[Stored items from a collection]

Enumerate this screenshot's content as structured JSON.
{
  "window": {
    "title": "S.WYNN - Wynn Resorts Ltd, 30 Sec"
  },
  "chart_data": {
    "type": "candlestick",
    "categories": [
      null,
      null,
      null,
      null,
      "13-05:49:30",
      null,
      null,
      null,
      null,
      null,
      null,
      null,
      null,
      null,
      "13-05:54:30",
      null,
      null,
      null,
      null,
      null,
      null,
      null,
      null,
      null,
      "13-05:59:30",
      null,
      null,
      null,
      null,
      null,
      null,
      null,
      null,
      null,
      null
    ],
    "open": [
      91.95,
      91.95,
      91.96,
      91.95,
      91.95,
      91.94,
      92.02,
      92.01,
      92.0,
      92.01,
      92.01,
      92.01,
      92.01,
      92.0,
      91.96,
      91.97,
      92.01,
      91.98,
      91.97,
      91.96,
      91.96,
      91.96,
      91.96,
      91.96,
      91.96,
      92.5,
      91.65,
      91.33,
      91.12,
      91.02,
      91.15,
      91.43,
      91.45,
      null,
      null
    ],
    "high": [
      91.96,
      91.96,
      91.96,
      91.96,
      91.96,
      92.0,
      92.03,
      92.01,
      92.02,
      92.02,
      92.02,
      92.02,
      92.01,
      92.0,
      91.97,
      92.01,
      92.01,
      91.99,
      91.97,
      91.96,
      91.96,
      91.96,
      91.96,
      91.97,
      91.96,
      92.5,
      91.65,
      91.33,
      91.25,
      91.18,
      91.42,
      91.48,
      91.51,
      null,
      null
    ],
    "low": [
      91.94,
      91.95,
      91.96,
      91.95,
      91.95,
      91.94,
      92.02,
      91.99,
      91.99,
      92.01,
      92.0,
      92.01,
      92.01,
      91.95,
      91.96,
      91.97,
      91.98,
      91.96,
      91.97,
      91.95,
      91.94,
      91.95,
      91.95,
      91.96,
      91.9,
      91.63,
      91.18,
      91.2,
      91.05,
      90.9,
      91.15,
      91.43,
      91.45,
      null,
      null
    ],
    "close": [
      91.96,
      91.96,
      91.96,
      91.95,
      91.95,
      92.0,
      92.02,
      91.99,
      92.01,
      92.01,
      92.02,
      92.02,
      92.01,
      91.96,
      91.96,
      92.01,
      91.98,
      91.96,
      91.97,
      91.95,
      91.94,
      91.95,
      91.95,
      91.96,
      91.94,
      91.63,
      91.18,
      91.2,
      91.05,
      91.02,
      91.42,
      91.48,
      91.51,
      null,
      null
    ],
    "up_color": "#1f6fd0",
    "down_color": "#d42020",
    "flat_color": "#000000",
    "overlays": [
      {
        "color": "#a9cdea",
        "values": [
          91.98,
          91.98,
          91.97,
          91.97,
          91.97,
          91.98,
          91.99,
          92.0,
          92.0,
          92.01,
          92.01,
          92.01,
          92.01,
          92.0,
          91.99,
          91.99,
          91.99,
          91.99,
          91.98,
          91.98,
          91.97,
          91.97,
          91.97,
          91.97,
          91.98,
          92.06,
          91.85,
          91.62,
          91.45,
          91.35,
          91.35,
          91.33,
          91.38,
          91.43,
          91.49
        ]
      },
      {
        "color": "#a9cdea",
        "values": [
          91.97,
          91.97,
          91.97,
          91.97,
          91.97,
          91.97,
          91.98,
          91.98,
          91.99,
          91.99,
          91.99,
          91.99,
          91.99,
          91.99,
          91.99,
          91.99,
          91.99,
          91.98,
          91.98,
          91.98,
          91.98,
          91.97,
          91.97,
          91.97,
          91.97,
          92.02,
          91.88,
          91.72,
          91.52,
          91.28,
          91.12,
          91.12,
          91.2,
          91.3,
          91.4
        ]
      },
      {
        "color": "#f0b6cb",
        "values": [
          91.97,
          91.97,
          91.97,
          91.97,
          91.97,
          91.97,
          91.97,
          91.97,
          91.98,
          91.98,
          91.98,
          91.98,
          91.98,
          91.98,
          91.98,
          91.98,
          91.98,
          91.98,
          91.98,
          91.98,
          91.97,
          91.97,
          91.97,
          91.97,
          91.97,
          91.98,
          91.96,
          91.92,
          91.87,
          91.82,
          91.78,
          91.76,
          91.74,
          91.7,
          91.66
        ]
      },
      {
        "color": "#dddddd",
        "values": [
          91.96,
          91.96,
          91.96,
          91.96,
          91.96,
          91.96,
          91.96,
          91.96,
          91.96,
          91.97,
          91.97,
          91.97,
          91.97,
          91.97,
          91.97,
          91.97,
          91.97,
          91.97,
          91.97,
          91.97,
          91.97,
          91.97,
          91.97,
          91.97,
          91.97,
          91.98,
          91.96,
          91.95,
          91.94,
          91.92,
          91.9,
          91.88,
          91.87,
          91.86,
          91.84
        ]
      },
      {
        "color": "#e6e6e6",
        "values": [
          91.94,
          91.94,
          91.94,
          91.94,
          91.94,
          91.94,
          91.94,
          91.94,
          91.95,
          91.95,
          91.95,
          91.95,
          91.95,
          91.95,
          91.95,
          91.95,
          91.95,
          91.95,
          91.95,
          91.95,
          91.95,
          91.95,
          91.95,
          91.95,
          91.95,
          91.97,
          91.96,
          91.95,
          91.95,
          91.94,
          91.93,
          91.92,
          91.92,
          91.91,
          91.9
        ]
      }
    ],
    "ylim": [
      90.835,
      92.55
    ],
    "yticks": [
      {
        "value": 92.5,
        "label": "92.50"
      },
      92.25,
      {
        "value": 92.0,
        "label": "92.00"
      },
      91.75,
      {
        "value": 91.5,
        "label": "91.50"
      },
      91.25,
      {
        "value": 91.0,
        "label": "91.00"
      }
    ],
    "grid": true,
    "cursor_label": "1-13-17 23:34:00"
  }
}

## Task requirements
Copy every line exactly. Leave nothing out.

## Correct result
Enumerate this screenshot's content as structured JSON.
{
  "window": {
    "title": "S.WYNN - Wynn Resorts Ltd, 30 Sec"
  },
  "chart_data": {
    "type": "candlestick",
    "categories": [
      null,
      null,
      null,
      null,
      "13-05:49:30",
      null,
      null,
      null,
      null,
      null,
      null,
      null,
      null,
      null,
      "13-05:54:30",
      null,
      null,
      null,
      null,
      null,
      null,
      null,
      null,
      null,
      "13-05:59:30",
      null,
      null,
      null,
      null,
      null,
      null,
      null,
      null,
      null,
      null
    ],
    "open": [
      91.95,
      91.95,
      91.96,
      91.95,
      91.95,
      91.94,
      92.02,
      92.01,
      92.0,
      92.01,
      92.01,
      92.01,
      92.01,
      92.0,
      91.96,
      91.97,
      92.01,
      91.98,
      91.97,
      91.96,
      91.96,
      91.96,
      91.96,
      91.96,
      91.96,
      92.5,
      91.65,
      91.33,
      91.12,
      91.02,
      91.15,
      91.43,
      91.45,
      null,
      null
    ],
    "high": [
      91.96,
      91.96,
      91.96,
      91.96,
      91.96,
      92.0,
      92.03,
      92.01,
      92.02,
      92.02,
      92.02,
      92.02,
      92.01,
      92.0,
      91.97,
      92.01,
      92.01,
      91.99,
      91.97,
      91.96,
      91.96,
      91.96,
      91.96,
      91.97,
      91.96,
      92.5,
      91.65,
      91.33,
      91.25,
      91.18,
      91.42,
      91.48,
      91.51,
      null,
      null
    ],
    "low": [
      91.94,
      91.95,
      91.96,
      91.95,
      91.95,
      91.94,
      92.02,
      91.99,
      91.99,
      92.01,
      92.0,
      92.01,
      92.01,
      91.95,
      91.96,
      91.97,
      91.98,
      91.96,
      91.97,
      91.95,
      91.94,
      91.95,
      91.95,
      91.96,
      91.9,
      91.63,
      91.18,
      91.2,
      91.05,
      90.9,
      91.15,
      91.43,
      91.45,
      null,
      null
    ],
    "close": [
      91.96,
      91.96,
      91.96,
      91.95,
      91.95,
      92.0,
      92.02,
      91.99,
      92.01,
      92.01,
      92.02,
      92.02,
      92.01,
      91.96,
      91.96,
      92.01,
      91.98,
      91.96,
      91.97,
      91.95,
      91.94,
      91.95,
      91.95,
      91.96,
      91.94,
      91.63,
      91.18,
      91.2,
      91.05,
      91.02,
      91.42,
      91.48,
      91.51,
      null,
      null
    ],
    "up_color": "#1f6fd0",
    "down_color": "#d42020",
    "flat_color": "#000000",
    "overlays": [
      {
        "color": "#a9cdea",
        "values": [
          91.98,
          91.98,
          91.97,
          91.97,
          91.97,
          91.98,
          91.99,
          92.0,
          92.0,
          92.01,
          92.01,
          92.01,
          92.01,
          92.0,
          91.99,
          91.99,
          91.99,
          91.99,
          91.98,
          91.98,
          91.97,
          91.97,
          91.97,
          91.97,
          91.98,
          92.06,
          91.85,
          91.62,
          91.45,
          91.35,
          91.35,
          91.33,
          91.38,
          91.43,
          91.49
        ]
      },
      {
        "color": "#a9cdea",
        "values": [
          91.97,
          91.97,
          91.97,
          91.97,
          91.97,
          91.97,
          91.98,
          91.98,
          91.99,
          91.99,
          91.99,
          91.99,
          91.99,
          91.99,
          91.99,
          91.99,
          91.99,
          91.98,
          91.98,
          91.98,
          91.98,
          91.97,
          91.97,
          91.97,
          91.97,
          92.02,
          91.88,
          91.72,
          91.52,
          91.28,
          91.12,
          91.12,
          91.2,
          91.3,
          91.4
        ]
      },
      {
        "color": "#f0b6cb",
        "values": [
          91.97,
          91.97,
          91.97,
          91.97,
          91.97,
          91.97,
          91.97,
          91.97,
          91.98,
          91.98,
          91.98,
          91.98,
          91.98,
          91.98,
          91.98,
          91.98,
          91.98,
          91.98,
          91.98,
          91.98,
          91.97,
          91.97,
          91.97,
          91.97,
          91.97,
          91.98,
          91.96,
          91.92,
          91.87,
          91.82,
          91.78,
          91.76,
          91.74,
          91.7,
          91.66
        ]
      },
      {
        "color": "#dddddd",
        "values": [
          91.96,
          91.96,
          91.96,
          91.96,
          91.96,
          91.96,
          91.96,
          91.96,
          91.96,
          91.97,
          91.97,
          91.97,
          91.97,
          91.97,
          91.97,
          91.97,
          91.97,
          91.97,
          91.97,
          91.97,
          91.97,
          91.97,
          91.97,
          91.97,
          91.97,
          91.98,
          91.96,
          91.95,
          91.94,
          91.92,
          91.9,
          91.88,
          91.87,
          91.86,
          91.84
        ]
      },
      {
        "color": "#e6e6e6",
        "values": [
          91.94,
          91.94,
          91.94,
          91.94,
          91.94,
          91.94,
          91.94,
          91.94,
          91.95,
          91.95,
          91.95,
          91.95,
          91.95,
          91.95,
          91.95,
          91.95,
          91.95,
          91.95,
          91.95,
          91.95,
          91.95,
          91.95,
          91.95,
          91.95,
          91.95,
          91.97,
          91.96,
          91.95,
          91.95,
          91.94,
          91.93,
          91.92,
          91.92,
          91.91,
          91.9
        ]
      }
    ],
    "ylim": [
      90.835,
      92.55
    ],
    "yticks": [
      {
        "value": 92.5,
        "label": "92.50"
      },
      92.25,
      {
        "value": 92.0,
        "label": "92.00"
      },
      91.75,
      {
        "value": 91.5,
        "label": "91.50"
      },
      91.25,
      {
        "value": 91.0,
        "label": "91.00"
      }
    ],
    "grid": true,
    "cursor_label": "1-13-17 23:34:00"
  }
}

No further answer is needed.